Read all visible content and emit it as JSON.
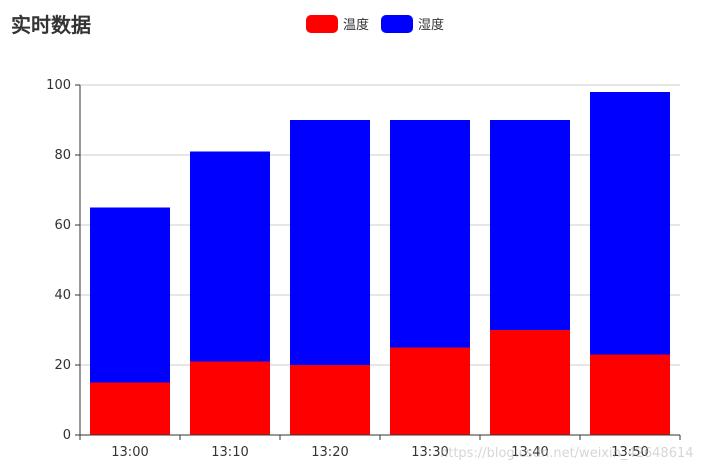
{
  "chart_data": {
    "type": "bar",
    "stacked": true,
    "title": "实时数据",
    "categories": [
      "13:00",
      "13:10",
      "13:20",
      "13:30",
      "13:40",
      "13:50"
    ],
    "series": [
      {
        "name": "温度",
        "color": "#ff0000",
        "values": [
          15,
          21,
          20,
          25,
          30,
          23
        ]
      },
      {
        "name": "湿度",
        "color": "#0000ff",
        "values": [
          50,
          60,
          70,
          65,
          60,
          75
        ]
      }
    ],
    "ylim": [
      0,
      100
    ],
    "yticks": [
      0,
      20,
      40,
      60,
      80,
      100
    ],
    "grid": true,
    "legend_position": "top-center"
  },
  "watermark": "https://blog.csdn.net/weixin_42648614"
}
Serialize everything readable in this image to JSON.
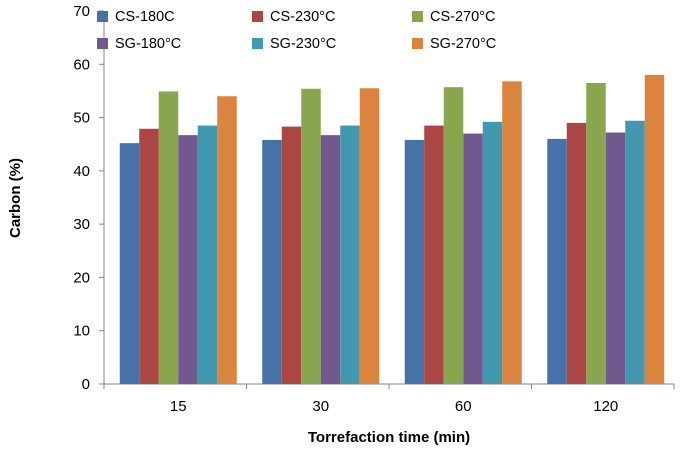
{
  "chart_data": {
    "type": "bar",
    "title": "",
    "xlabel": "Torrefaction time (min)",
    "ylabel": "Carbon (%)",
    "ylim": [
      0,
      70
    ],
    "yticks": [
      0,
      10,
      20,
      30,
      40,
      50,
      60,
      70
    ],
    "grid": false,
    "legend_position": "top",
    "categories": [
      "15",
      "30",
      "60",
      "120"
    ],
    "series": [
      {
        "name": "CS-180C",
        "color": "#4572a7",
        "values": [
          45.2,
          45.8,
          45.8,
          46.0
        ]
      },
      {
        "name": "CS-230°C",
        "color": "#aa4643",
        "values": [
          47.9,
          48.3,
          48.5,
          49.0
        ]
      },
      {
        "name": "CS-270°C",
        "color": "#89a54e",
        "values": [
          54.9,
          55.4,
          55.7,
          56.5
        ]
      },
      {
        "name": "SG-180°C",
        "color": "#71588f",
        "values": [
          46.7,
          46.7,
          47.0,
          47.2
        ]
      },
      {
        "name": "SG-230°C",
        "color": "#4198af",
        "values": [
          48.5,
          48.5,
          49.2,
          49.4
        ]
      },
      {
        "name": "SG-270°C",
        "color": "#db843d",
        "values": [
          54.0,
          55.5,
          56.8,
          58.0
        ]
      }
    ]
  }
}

---

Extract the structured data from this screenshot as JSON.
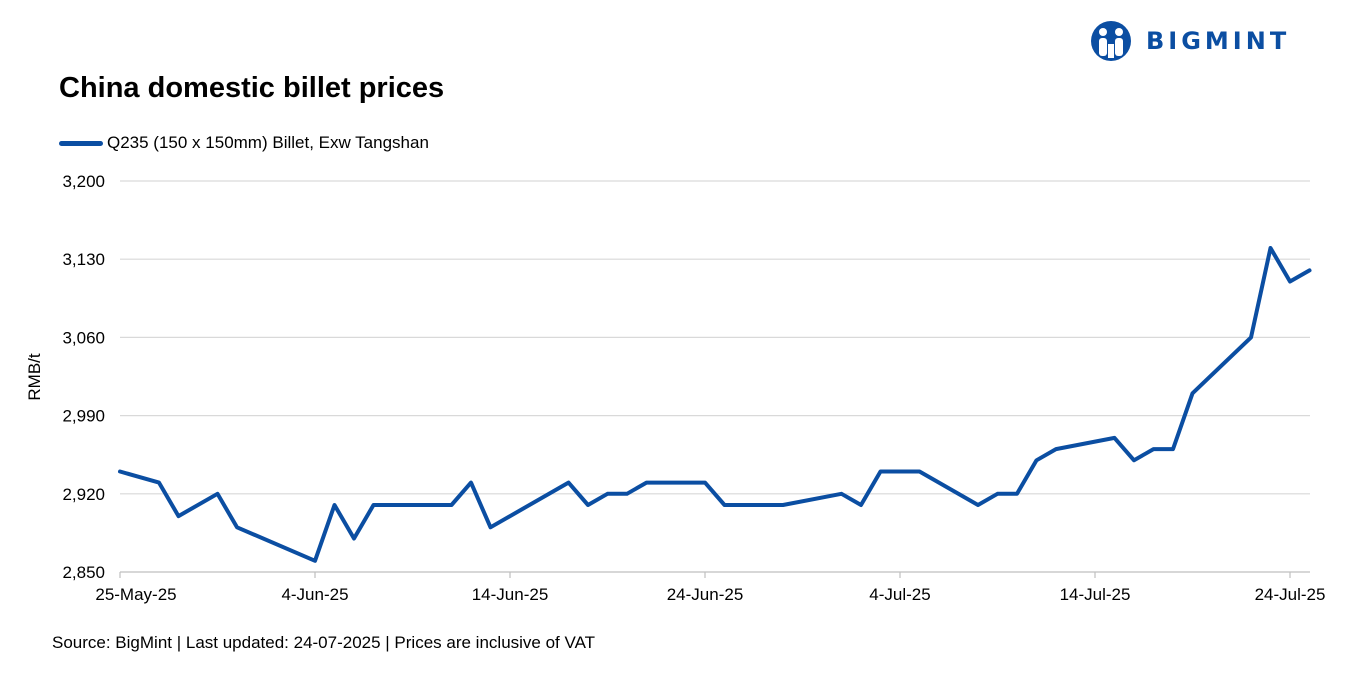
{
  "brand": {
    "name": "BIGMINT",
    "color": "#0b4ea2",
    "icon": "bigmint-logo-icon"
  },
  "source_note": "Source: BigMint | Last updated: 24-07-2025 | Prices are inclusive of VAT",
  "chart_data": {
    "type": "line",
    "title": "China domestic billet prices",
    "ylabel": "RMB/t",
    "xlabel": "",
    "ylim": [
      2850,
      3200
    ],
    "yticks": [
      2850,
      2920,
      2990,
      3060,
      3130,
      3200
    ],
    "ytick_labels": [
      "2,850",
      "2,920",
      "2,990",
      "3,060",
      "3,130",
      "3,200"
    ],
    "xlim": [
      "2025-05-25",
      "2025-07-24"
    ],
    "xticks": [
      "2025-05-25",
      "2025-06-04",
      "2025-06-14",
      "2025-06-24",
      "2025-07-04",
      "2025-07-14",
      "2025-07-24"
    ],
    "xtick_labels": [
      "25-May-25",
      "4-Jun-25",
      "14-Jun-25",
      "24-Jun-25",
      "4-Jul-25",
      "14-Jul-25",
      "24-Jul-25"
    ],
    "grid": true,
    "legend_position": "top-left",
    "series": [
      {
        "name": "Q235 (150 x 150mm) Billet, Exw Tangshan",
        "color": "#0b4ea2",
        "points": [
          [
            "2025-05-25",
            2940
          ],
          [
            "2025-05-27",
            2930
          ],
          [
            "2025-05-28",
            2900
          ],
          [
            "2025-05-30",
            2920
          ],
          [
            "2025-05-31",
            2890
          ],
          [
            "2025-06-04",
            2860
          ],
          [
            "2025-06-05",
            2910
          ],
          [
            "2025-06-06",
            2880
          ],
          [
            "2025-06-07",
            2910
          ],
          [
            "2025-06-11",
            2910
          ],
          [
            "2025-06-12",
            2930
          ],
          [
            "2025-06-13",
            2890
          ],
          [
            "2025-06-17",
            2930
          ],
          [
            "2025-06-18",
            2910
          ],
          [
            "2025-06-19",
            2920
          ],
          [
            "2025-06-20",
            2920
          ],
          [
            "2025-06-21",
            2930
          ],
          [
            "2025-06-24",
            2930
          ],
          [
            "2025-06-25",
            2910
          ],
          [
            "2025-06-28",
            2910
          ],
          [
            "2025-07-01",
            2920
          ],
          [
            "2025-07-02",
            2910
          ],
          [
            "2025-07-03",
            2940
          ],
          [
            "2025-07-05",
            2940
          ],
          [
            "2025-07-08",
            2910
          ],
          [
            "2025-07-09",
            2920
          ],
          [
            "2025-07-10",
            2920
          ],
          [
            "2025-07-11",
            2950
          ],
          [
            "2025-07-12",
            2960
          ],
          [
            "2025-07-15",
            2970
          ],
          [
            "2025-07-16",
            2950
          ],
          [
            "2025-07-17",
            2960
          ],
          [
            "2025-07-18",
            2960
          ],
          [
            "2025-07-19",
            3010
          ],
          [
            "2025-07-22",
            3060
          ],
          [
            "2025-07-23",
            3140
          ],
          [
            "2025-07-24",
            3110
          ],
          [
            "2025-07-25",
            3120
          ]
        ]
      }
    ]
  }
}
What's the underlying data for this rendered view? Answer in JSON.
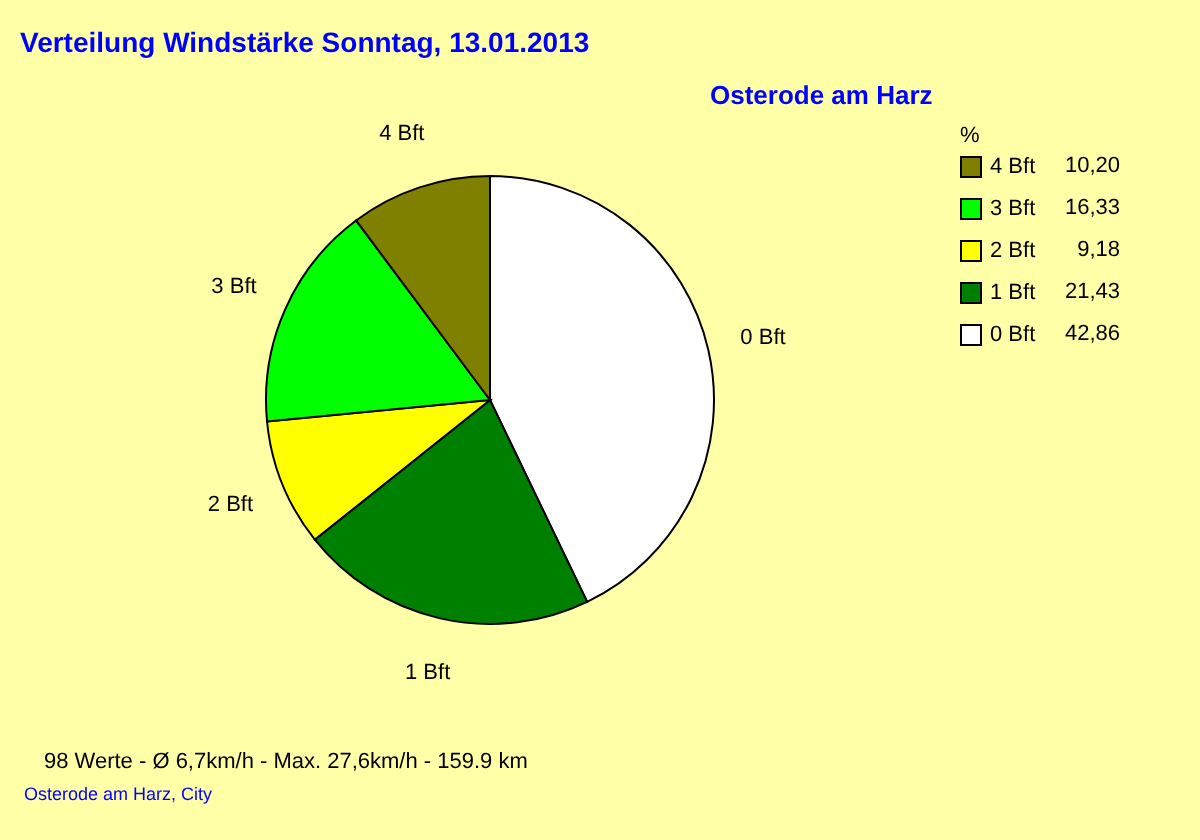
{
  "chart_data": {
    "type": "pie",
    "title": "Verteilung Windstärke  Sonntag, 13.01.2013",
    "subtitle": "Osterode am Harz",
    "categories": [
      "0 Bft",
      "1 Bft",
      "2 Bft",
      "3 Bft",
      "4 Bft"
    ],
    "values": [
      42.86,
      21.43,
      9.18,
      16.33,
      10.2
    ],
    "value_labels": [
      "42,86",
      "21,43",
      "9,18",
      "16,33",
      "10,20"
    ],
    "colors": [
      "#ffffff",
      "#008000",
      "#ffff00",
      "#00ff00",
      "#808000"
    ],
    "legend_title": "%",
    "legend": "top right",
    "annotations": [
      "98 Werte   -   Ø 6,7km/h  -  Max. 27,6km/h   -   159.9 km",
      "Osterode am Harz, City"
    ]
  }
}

> Aim of the exercise: Take every line from the data above that holds "Osterode" and copy it out.

> Reply:
    "subtitle": "Osterode am Harz",
      "Osterode am Harz, City"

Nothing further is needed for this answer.